### WHAT YOU WILL DO
Return all of the entries exactly, with nothing added or left out.
— start —
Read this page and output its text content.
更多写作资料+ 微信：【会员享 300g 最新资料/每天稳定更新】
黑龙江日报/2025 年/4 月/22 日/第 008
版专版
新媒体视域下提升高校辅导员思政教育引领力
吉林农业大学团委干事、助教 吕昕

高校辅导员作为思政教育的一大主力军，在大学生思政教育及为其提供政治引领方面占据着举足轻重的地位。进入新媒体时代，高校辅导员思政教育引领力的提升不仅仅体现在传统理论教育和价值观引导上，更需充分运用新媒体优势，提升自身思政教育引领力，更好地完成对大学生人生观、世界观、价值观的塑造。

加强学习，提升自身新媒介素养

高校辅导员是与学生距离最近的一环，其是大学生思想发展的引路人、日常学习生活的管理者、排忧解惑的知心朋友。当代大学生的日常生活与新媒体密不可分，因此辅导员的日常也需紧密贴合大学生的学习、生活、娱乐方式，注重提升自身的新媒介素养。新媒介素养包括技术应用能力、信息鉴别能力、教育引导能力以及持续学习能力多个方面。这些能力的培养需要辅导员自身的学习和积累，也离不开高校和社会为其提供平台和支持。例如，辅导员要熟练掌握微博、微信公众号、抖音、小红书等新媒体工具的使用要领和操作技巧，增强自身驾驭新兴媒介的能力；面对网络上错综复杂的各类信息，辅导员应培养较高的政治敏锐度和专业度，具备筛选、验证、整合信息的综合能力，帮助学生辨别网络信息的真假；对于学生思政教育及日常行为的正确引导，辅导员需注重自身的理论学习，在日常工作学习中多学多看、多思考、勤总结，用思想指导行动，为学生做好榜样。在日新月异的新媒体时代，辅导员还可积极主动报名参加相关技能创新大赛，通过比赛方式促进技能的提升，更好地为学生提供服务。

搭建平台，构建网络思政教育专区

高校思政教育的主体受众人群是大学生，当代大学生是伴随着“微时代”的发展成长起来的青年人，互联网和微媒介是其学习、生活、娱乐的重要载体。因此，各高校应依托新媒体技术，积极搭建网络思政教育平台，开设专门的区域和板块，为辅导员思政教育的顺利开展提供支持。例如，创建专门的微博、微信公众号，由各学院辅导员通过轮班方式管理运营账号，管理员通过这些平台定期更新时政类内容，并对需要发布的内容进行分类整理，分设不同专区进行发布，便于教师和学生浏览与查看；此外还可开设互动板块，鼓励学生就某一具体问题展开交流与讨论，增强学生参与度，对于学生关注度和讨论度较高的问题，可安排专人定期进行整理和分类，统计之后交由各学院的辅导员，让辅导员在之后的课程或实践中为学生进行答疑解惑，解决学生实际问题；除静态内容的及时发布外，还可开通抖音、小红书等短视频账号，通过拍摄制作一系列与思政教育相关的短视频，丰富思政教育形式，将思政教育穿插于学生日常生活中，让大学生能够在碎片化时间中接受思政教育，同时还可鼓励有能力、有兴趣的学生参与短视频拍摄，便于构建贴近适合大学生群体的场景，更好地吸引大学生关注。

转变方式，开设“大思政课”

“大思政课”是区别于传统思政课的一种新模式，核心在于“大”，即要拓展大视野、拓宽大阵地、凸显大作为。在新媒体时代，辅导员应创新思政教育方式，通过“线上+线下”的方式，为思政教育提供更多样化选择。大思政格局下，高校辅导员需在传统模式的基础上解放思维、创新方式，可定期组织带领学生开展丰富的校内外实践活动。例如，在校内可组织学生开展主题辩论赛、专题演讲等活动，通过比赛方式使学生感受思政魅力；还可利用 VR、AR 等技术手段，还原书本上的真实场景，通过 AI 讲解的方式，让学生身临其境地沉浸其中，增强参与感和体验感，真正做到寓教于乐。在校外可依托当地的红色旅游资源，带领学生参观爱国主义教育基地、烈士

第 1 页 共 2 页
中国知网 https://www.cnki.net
— end —
### RESULT
Read this page and output its text content.
更多写作资料+ 微信：【会员享 300g 最新资料/每天稳定更新】
黑龙江日报/2025 年/4 月/22 日/第 008
版专版
新媒体视域下提升高校辅导员思政教育引领力
吉林农业大学团委干事、助教 吕昕

高校辅导员作为思政教育的一大主力军，在大学生思政教育及为其提供政治引领方面占据着举足轻重的地位。进入新媒体时代，高校辅导员思政教育引领力的提升不仅仅体现在传统理论教育和价值观引导上，更需充分运用新媒体优势，提升自身思政教育引领力，更好地完成对大学生人生观、世界观、价值观的塑造。

加强学习，提升自身新媒介素养

高校辅导员是与学生距离最近的一环，其是大学生思想发展的引路人、日常学习生活的管理者、排忧解惑的知心朋友。当代大学生的日常生活与新媒体密不可分，因此辅导员的日常也需紧密贴合大学生的学习、生活、娱乐方式，注重提升自身的新媒介素养。新媒介素养包括技术应用能力、信息鉴别能力、教育引导能力以及持续学习能力多个方面。这些能力的培养需要辅导员自身的学习和积累，也离不开高校和社会为其提供平台和支持。例如，辅导员要熟练掌握微博、微信公众号、抖音、小红书等新媒体工具的使用要领和操作技巧，增强自身驾驭新兴媒介的能力；面对网络上错综复杂的各类信息，辅导员应培养较高的政治敏锐度和专业度，具备筛选、验证、整合信息的综合能力，帮助学生辨别网络信息的真假；对于学生思政教育及日常行为的正确引导，辅导员需注重自身的理论学习，在日常工作学习中多学多看、多思考、勤总结，用思想指导行动，为学生做好榜样。在日新月异的新媒体时代，辅导员还可积极主动报名参加相关技能创新大赛，通过比赛方式促进技能的提升，更好地为学生提供服务。

搭建平台，构建网络思政教育专区

高校思政教育的主体受众人群是大学生，当代大学生是伴随着“微时代”的发展成长起来的青年人，互联网和微媒介是其学习、生活、娱乐的重要载体。因此，各高校应依托新媒体技术，积极搭建网络思政教育平台，开设专门的区域和板块，为辅导员思政教育的顺利开展提供支持。例如，创建专门的微博、微信公众号，由各学院辅导员通过轮班方式管理运营账号，管理员通过这些平台定期更新时政类内容，并对需要发布的内容进行分类整理，分设不同专区进行发布，便于教师和学生浏览与查看；此外还可开设互动板块，鼓励学生就某一具体问题展开交流与讨论，增强学生参与度，对于学生关注度和讨论度较高的问题，可安排专人定期进行整理和分类，统计之后交由各学院的辅导员，让辅导员在之后的课程或实践中为学生进行答疑解惑，解决学生实际问题；除静态内容的及时发布外，还可开通抖音、小红书等短视频账号，通过拍摄制作一系列与思政教育相关的短视频，丰富思政教育形式，将思政教育穿插于学生日常生活中，让大学生能够在碎片化时间中接受思政教育，同时还可鼓励有能力、有兴趣的学生参与短视频拍摄，便于构建贴近适合大学生群体的场景，更好地吸引大学生关注。

转变方式，开设“大思政课”

“大思政课”是区别于传统思政课的一种新模式，核心在于“大”，即要拓展大视野、拓宽大阵地、凸显大作为。在新媒体时代，辅导员应创新思政教育方式，通过“线上+线下”的方式，为思政教育提供更多样化选择。大思政格局下，高校辅导员需在传统模式的基础上解放思维、创新方式，可定期组织带领学生开展丰富的校内外实践活动。例如，在校内可组织学生开展主题辩论赛、专题演讲等活动，通过比赛方式使学生感受思政魅力；还可利用 VR、AR 等技术手段，还原书本上的真实场景，通过 AI 讲解的方式，让学生身临其境地沉浸其中，增强参与感和体验感，真正做到寓教于乐。在校外可依托当地的红色旅游资源，带领学生参观爱国主义教育基地、烈士

第 1 页 共 2 页
中国知网 https://www.cnki.net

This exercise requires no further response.